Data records
/---

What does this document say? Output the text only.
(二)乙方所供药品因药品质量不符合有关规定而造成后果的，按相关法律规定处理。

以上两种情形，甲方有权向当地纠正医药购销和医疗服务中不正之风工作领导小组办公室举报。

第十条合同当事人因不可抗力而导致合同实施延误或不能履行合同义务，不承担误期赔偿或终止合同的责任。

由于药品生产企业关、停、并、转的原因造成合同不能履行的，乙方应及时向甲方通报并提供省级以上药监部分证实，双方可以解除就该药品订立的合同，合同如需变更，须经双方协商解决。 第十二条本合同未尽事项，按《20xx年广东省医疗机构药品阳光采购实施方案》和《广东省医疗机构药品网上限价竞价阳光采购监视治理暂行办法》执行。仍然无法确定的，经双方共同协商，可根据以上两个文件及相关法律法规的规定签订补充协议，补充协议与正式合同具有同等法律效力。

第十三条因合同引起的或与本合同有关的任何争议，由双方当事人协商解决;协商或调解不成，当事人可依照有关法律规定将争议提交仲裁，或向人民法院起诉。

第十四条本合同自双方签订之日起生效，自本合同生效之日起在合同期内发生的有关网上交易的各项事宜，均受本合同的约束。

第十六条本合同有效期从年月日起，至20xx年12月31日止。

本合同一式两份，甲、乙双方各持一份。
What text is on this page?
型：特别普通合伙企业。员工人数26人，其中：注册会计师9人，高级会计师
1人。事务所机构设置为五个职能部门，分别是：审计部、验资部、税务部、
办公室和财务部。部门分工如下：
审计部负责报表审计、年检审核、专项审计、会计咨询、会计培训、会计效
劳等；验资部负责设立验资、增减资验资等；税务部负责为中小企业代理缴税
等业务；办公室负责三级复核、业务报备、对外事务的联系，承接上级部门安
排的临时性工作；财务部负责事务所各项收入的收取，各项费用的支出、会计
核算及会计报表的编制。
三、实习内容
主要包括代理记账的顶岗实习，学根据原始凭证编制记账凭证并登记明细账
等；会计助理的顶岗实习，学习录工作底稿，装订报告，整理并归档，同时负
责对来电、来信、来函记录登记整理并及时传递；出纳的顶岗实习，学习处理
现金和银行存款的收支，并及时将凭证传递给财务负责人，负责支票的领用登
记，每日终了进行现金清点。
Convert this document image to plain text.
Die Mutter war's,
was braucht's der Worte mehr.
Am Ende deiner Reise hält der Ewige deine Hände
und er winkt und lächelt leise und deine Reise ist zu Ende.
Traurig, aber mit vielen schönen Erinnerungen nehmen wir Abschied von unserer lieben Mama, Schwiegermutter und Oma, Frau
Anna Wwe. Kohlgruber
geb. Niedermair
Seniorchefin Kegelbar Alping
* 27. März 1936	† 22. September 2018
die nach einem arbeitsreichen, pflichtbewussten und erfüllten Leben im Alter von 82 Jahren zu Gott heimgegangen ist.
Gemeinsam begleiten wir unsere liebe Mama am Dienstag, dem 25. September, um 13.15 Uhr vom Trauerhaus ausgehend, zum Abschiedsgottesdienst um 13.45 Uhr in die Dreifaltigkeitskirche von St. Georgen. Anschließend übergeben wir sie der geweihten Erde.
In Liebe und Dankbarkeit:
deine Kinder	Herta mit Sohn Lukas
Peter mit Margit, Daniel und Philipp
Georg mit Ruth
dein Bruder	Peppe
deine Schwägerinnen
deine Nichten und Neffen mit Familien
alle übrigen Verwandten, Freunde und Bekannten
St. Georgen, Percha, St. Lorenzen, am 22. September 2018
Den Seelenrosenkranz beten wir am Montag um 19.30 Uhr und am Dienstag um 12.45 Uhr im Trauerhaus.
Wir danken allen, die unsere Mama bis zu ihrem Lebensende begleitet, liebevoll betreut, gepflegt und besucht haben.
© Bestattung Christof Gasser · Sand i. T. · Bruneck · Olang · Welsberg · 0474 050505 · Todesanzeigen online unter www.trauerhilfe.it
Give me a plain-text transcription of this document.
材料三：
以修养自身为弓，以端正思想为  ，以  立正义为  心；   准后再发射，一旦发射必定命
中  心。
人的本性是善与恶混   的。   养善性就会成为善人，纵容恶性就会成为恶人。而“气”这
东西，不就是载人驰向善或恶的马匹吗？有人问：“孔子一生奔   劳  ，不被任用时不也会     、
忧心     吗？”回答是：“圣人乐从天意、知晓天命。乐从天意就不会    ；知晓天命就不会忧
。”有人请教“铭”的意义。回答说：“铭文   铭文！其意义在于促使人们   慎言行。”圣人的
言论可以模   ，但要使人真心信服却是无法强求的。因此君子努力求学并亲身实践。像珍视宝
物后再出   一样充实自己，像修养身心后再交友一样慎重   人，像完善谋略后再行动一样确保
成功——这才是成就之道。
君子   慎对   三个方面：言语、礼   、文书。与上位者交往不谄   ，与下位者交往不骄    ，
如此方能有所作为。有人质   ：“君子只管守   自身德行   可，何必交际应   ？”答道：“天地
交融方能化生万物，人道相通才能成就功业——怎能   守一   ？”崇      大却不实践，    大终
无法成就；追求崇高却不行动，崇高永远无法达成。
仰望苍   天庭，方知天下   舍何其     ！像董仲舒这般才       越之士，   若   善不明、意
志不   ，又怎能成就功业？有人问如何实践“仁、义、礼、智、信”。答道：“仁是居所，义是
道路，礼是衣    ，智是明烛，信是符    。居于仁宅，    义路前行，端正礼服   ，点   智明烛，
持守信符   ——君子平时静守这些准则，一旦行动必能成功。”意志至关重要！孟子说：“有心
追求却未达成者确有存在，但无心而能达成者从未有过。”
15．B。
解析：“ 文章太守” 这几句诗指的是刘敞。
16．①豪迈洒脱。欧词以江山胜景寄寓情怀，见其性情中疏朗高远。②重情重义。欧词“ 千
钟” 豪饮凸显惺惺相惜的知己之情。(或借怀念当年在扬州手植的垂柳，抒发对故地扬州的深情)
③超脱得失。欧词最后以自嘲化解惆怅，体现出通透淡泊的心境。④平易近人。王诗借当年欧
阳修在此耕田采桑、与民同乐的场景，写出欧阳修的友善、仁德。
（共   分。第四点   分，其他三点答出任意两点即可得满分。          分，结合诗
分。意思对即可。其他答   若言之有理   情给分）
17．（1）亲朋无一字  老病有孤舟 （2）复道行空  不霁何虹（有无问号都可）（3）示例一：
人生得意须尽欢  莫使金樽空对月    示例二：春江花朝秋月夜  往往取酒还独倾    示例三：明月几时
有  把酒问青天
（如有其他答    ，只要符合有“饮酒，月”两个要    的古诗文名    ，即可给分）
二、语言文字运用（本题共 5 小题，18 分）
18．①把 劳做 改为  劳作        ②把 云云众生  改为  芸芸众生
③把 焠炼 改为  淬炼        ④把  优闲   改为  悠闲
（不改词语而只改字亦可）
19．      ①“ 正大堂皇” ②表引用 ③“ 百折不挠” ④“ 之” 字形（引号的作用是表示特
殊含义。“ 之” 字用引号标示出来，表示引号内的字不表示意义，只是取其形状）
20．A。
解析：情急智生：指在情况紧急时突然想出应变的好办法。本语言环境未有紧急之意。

\---

* DESCRIPTION OF THE TASK: Recopy all the lines exactly as they appear.

* RESULT BELOW:
What does this document say? Output the text only.
(二)乙方所供药品因药品质量不符合有关规定而造成后果的，按相关法律规定处理。

以上两种情形，甲方有权向当地纠正医药购销和医疗服务中不正之风工作领导小组办公室举报。

第十条合同当事人因不可抗力而导致合同实施延误或不能履行合同义务，不承担误期赔偿或终止合同的责任。

由于药品生产企业关、停、并、转的原因造成合同不能履行的，乙方应及时向甲方通报并提供省级以上药监部分证实，双方可以解除就该药品订立的合同，合同如需变更，须经双方协商解决。 第十二条本合同未尽事项，按《20xx年广东省医疗机构药品阳光采购实施方案》和《广东省医疗机构药品网上限价竞价阳光采购监视治理暂行办法》执行。仍然无法确定的，经双方共同协商，可根据以上两个文件及相关法律法规的规定签订补充协议，补充协议与正式合同具有同等法律效力。

第十三条因合同引起的或与本合同有关的任何争议，由双方当事人协商解决;协商或调解不成，当事人可依照有关法律规定将争议提交仲裁，或向人民法院起诉。

第十四条本合同自双方签订之日起生效，自本合同生效之日起在合同期内发生的有关网上交易的各项事宜，均受本合同的约束。

第十六条本合同有效期从年月日起，至20xx年12月31日止。

本合同一式两份，甲、乙双方各持一份。
What text is on this page?
型：特别普通合伙企业。员工人数26人，其中：注册会计师9人，高级会计师
1人。事务所机构设置为五个职能部门，分别是：审计部、验资部、税务部、
办公室和财务部。部门分工如下：
审计部负责报表审计、年检审核、专项审计、会计咨询、会计培训、会计效
劳等；验资部负责设立验资、增减资验资等；税务部负责为中小企业代理缴税
等业务；办公室负责三级复核、业务报备、对外事务的联系，承接上级部门安
排的临时性工作；财务部负责事务所各项收入的收取，各项费用的支出、会计
核算及会计报表的编制。
三、实习内容
主要包括代理记账的顶岗实习，学根据原始凭证编制记账凭证并登记明细账
等；会计助理的顶岗实习，学习录工作底稿，装订报告，整理并归档，同时负
责对来电、来信、来函记录登记整理并及时传递；出纳的顶岗实习，学习处理
现金和银行存款的收支，并及时将凭证传递给财务负责人，负责支票的领用登
记，每日终了进行现金清点。
Convert this document image to plain text.
Die Mutter war's,
was braucht's der Worte mehr.
Am Ende deiner Reise hält der Ewige deine Hände
und er winkt und lächelt leise und deine Reise ist zu Ende.
Traurig, aber mit vielen schönen Erinnerungen nehmen wir Abschied von unserer lieben Mama, Schwiegermutter und Oma, Frau
Anna Wwe. Kohlgruber
geb. Niedermair
Seniorchefin Kegelbar Alping
* 27. März 1936	† 22. September 2018
die nach einem arbeitsreichen, pflichtbewussten und erfüllten Leben im Alter von 82 Jahren zu Gott heimgegangen ist.
Gemeinsam begleiten wir unsere liebe Mama am Dienstag, dem 25. September, um 13.15 Uhr vom Trauerhaus ausgehend, zum Abschiedsgottesdienst um 13.45 Uhr in die Dreifaltigkeitskirche von St. Georgen. Anschließend übergeben wir sie der geweihten Erde.
In Liebe und Dankbarkeit:
deine Kinder	Herta mit Sohn Lukas
Peter mit Margit, Daniel und Philipp
Georg mit Ruth
dein Bruder	Peppe
deine Schwägerinnen
deine Nichten und Neffen mit Familien
alle übrigen Verwandten, Freunde und Bekannten
St. Georgen, Percha, St. Lorenzen, am 22. September 2018
Den Seelenrosenkranz beten wir am Montag um 19.30 Uhr und am Dienstag um 12.45 Uhr im Trauerhaus.
Wir danken allen, die unsere Mama bis zu ihrem Lebensende begleitet, liebevoll betreut, gepflegt und besucht haben.
© Bestattung Christof Gasser · Sand i. T. · Bruneck · Olang · Welsberg · 0474 050505 · Todesanzeigen online unter www.trauerhilfe.it
Give me a plain-text transcription of this document.
材料三：
以修养自身为弓，以端正思想为  ，以  立正义为  心；   准后再发射，一旦发射必定命
中  心。
人的本性是善与恶混   的。   养善性就会成为善人，纵容恶性就会成为恶人。而“气”这
东西，不就是载人驰向善或恶的马匹吗？有人问：“孔子一生奔   劳  ，不被任用时不也会     、
忧心     吗？”回答是：“圣人乐从天意、知晓天命。乐从天意就不会    ；知晓天命就不会忧
。”有人请教“铭”的意义。回答说：“铭文   铭文！其意义在于促使人们   慎言行。”圣人的
言论可以模   ，但要使人真心信服却是无法强求的。因此君子努力求学并亲身实践。像珍视宝
物后再出   一样充实自己，像修养身心后再交友一样慎重   人，像完善谋略后再行动一样确保
成功——这才是成就之道。
君子   慎对   三个方面：言语、礼   、文书。与上位者交往不谄   ，与下位者交往不骄    ，
如此方能有所作为。有人质   ：“君子只管守   自身德行   可，何必交际应   ？”答道：“天地
交融方能化生万物，人道相通才能成就功业——怎能   守一   ？”崇      大却不实践，    大终
无法成就；追求崇高却不行动，崇高永远无法达成。
仰望苍   天庭，方知天下   舍何其     ！像董仲舒这般才       越之士，   若   善不明、意
志不   ，又怎能成就功业？有人问如何实践“仁、义、礼、智、信”。答道：“仁是居所，义是
道路，礼是衣    ，智是明烛，信是符    。居于仁宅，    义路前行，端正礼服   ，点   智明烛，
持守信符   ——君子平时静守这些准则，一旦行动必能成功。”意志至关重要！孟子说：“有心
追求却未达成者确有存在，但无心而能达成者从未有过。”
15．B。
解析：“ 文章太守” 这几句诗指的是刘敞。
16．①豪迈洒脱。欧词以江山胜景寄寓情怀，见其性情中疏朗高远。②重情重义。欧词“ 千
钟” 豪饮凸显惺惺相惜的知己之情。(或借怀念当年在扬州手植的垂柳，抒发对故地扬州的深情)
③超脱得失。欧词最后以自嘲化解惆怅，体现出通透淡泊的心境。④平易近人。王诗借当年欧
阳修在此耕田采桑、与民同乐的场景，写出欧阳修的友善、仁德。
（共   分。第四点   分，其他三点答出任意两点即可得满分。          分，结合诗
分。意思对即可。其他答   若言之有理   情给分）
17．（1）亲朋无一字  老病有孤舟 （2）复道行空  不霁何虹（有无问号都可）（3）示例一：
人生得意须尽欢  莫使金樽空对月    示例二：春江花朝秋月夜  往往取酒还独倾    示例三：明月几时
有  把酒问青天
（如有其他答    ，只要符合有“饮酒，月”两个要    的古诗文名    ，即可给分）
二、语言文字运用（本题共 5 小题，18 分）
18．①把 劳做 改为  劳作        ②把 云云众生  改为  芸芸众生
③把 焠炼 改为  淬炼        ④把  优闲   改为  悠闲
（不改词语而只改字亦可）
19．      ①“ 正大堂皇” ②表引用 ③“ 百折不挠” ④“ 之” 字形（引号的作用是表示特
殊含义。“ 之” 字用引号标示出来，表示引号内的字不表示意义，只是取其形状）
20．A。
解析：情急智生：指在情况紧急时突然想出应变的好办法。本语言环境未有紧急之意。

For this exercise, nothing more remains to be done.